• Source records
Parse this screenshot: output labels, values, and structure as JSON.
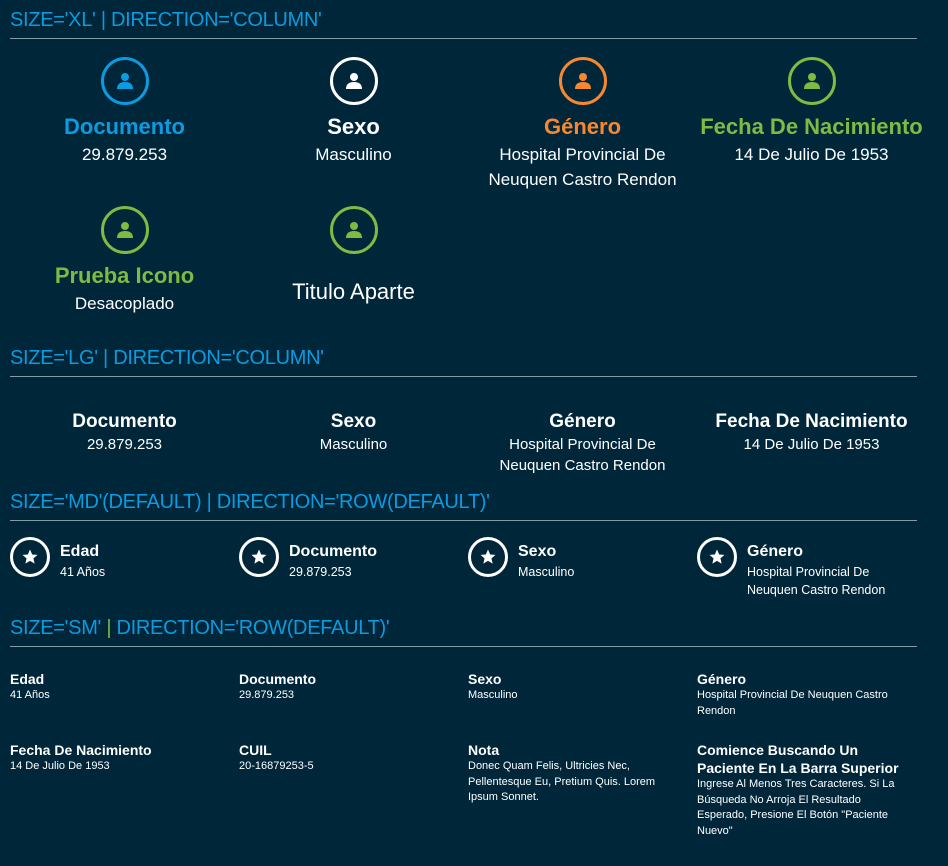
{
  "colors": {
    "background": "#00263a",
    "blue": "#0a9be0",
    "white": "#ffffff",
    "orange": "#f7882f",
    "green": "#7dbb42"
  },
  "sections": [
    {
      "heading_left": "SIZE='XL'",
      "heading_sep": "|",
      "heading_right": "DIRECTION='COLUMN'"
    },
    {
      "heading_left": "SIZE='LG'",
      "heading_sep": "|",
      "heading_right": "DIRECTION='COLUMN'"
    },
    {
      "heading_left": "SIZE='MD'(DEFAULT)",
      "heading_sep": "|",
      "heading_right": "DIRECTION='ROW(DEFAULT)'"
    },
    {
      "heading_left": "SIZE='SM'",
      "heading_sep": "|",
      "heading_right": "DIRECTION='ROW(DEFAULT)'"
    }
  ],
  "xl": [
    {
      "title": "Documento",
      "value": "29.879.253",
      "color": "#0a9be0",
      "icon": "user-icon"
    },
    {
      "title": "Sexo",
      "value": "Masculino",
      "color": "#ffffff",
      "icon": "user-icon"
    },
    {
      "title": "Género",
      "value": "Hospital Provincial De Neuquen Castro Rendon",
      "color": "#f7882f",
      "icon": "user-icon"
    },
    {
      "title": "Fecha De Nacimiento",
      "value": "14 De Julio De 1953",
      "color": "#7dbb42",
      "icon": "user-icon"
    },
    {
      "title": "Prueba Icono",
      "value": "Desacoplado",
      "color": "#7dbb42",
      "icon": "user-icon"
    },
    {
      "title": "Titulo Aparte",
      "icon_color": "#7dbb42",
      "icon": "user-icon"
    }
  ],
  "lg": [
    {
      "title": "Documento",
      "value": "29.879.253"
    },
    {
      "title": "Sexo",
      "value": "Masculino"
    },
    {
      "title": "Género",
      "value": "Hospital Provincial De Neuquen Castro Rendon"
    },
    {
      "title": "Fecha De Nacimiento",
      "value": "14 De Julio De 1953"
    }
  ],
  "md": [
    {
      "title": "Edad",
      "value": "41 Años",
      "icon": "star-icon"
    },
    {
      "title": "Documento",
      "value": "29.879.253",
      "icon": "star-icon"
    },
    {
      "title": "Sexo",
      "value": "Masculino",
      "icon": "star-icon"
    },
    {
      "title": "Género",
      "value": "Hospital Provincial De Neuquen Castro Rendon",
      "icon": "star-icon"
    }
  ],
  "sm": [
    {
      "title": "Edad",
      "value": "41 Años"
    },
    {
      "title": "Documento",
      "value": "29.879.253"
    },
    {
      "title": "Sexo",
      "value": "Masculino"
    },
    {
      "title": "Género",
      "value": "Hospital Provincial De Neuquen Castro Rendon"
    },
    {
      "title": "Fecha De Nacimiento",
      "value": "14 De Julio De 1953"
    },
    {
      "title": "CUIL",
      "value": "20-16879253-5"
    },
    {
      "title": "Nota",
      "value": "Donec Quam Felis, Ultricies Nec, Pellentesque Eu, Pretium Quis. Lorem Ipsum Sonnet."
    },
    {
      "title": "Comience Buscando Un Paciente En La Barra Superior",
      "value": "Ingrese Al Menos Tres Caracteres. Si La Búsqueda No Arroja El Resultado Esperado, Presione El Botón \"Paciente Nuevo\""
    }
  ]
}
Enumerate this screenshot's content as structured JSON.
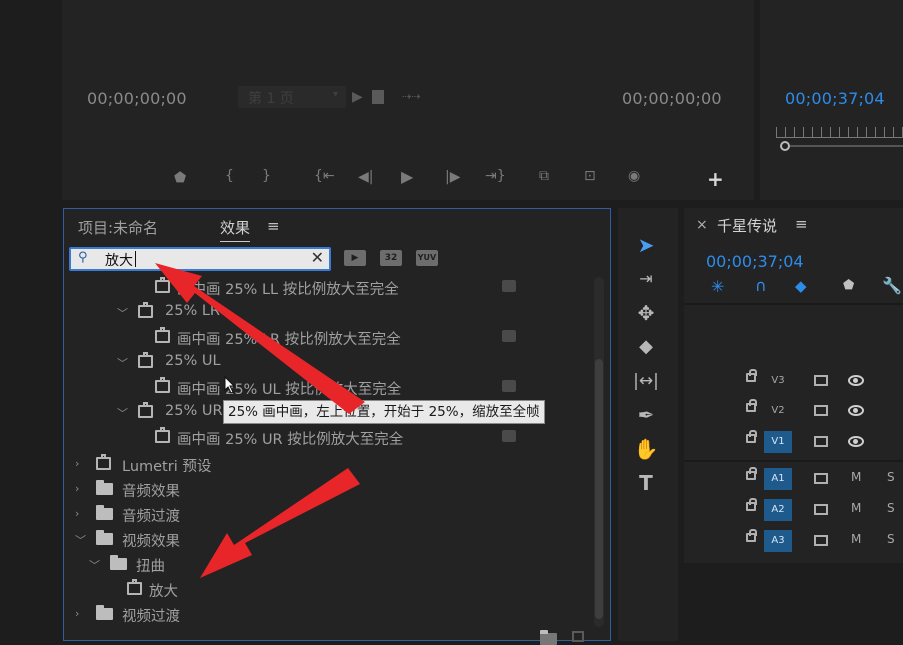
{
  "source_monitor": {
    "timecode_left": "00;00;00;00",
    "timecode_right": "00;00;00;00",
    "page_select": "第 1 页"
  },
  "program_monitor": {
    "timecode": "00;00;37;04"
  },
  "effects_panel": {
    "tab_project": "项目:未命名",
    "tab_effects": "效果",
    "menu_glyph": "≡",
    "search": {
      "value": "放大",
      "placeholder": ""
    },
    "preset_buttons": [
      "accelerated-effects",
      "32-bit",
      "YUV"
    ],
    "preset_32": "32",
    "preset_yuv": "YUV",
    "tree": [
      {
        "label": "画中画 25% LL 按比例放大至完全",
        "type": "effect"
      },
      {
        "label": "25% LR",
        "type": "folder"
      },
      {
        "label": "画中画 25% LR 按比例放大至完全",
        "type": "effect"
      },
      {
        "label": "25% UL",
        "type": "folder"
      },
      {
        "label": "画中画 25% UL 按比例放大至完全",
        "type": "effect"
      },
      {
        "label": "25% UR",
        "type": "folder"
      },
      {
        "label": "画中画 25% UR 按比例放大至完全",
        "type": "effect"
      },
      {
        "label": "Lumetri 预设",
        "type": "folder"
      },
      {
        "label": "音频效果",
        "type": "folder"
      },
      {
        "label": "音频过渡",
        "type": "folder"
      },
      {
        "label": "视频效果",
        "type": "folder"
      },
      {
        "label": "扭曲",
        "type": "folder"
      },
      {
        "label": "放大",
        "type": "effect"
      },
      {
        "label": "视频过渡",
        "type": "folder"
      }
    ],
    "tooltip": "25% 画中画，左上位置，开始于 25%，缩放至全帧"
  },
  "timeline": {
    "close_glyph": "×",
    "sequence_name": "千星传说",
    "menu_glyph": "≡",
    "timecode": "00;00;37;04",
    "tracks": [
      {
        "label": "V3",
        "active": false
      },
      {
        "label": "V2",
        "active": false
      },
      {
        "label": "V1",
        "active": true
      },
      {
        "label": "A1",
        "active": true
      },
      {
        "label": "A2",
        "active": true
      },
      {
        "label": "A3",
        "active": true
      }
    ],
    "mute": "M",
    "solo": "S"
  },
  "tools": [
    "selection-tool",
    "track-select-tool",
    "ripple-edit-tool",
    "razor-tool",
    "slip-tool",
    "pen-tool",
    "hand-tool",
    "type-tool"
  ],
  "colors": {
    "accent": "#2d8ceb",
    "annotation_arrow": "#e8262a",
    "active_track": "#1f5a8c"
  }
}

...

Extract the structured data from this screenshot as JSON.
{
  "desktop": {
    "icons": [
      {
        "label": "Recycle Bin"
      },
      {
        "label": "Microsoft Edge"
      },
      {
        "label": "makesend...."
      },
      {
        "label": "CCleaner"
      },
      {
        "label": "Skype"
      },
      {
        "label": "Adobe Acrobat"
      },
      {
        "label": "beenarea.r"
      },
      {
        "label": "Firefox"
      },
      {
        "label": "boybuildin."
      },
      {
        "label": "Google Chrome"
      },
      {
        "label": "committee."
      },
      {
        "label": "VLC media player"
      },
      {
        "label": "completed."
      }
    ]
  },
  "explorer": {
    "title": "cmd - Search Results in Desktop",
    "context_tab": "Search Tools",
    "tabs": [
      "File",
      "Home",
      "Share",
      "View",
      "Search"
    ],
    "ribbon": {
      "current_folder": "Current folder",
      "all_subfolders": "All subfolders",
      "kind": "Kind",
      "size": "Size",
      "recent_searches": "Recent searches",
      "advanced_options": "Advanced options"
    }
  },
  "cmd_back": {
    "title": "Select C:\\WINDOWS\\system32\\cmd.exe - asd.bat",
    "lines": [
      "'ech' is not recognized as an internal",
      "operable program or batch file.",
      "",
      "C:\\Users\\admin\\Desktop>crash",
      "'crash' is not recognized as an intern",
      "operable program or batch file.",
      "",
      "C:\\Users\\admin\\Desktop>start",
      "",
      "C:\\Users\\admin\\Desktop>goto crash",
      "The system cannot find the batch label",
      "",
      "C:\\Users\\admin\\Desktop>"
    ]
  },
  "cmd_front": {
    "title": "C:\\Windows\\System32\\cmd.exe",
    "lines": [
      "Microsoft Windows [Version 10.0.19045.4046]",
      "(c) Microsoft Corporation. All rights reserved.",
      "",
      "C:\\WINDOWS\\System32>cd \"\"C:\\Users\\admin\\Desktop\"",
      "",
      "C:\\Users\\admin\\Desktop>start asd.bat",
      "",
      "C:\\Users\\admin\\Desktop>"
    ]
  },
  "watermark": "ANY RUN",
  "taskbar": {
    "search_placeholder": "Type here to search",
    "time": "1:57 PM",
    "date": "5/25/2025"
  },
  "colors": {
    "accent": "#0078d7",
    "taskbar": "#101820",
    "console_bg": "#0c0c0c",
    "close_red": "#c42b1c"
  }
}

--

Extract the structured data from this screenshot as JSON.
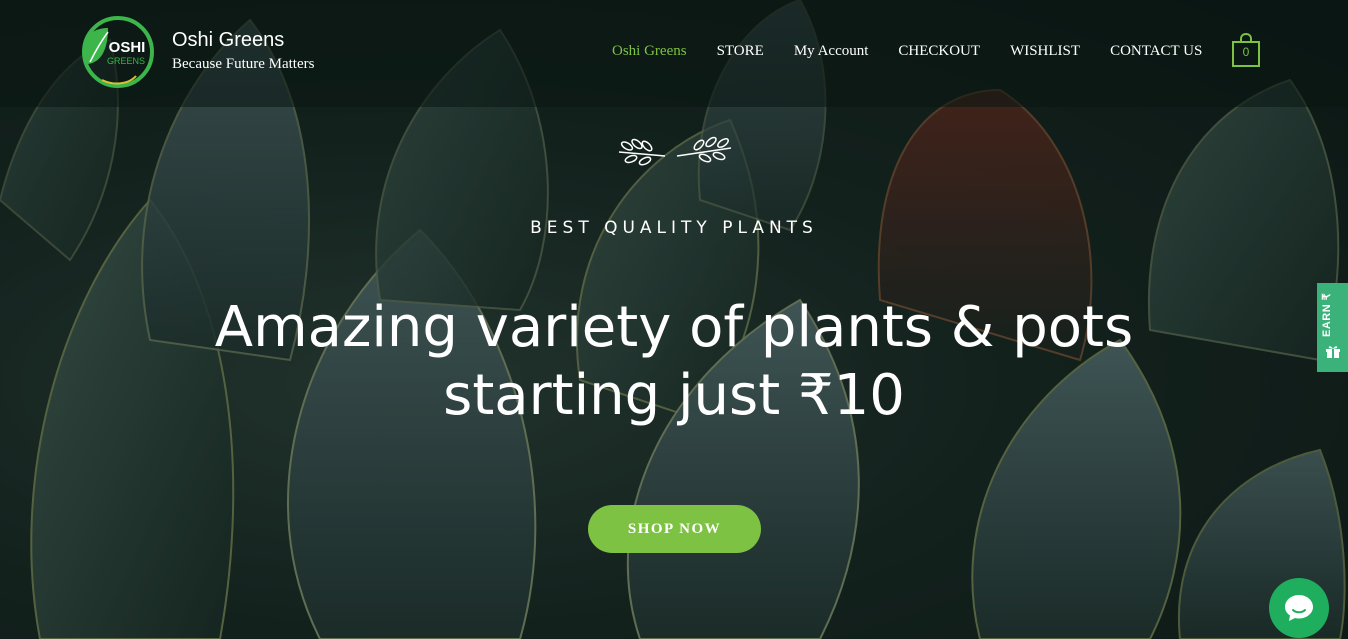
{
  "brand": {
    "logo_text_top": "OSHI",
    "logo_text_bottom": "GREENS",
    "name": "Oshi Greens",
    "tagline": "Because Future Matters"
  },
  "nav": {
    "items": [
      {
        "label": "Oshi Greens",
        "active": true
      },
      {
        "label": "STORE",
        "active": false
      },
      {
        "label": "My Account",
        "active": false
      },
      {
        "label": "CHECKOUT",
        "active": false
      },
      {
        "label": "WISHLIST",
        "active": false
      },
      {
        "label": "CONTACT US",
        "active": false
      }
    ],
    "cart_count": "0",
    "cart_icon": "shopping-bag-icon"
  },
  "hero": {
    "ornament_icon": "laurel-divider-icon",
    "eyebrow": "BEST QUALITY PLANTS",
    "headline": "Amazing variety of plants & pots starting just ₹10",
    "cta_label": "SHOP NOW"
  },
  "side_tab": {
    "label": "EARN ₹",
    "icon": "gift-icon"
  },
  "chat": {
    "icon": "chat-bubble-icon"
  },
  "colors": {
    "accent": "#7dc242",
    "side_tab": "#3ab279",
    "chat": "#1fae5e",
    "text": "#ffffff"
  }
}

• Work to be completed
Extract all lines from the data in which "chat" is found.

• Solution to this exercise
  "chat": {
    "icon": "chat-bubble-icon"
    "chat": "#1fae5e",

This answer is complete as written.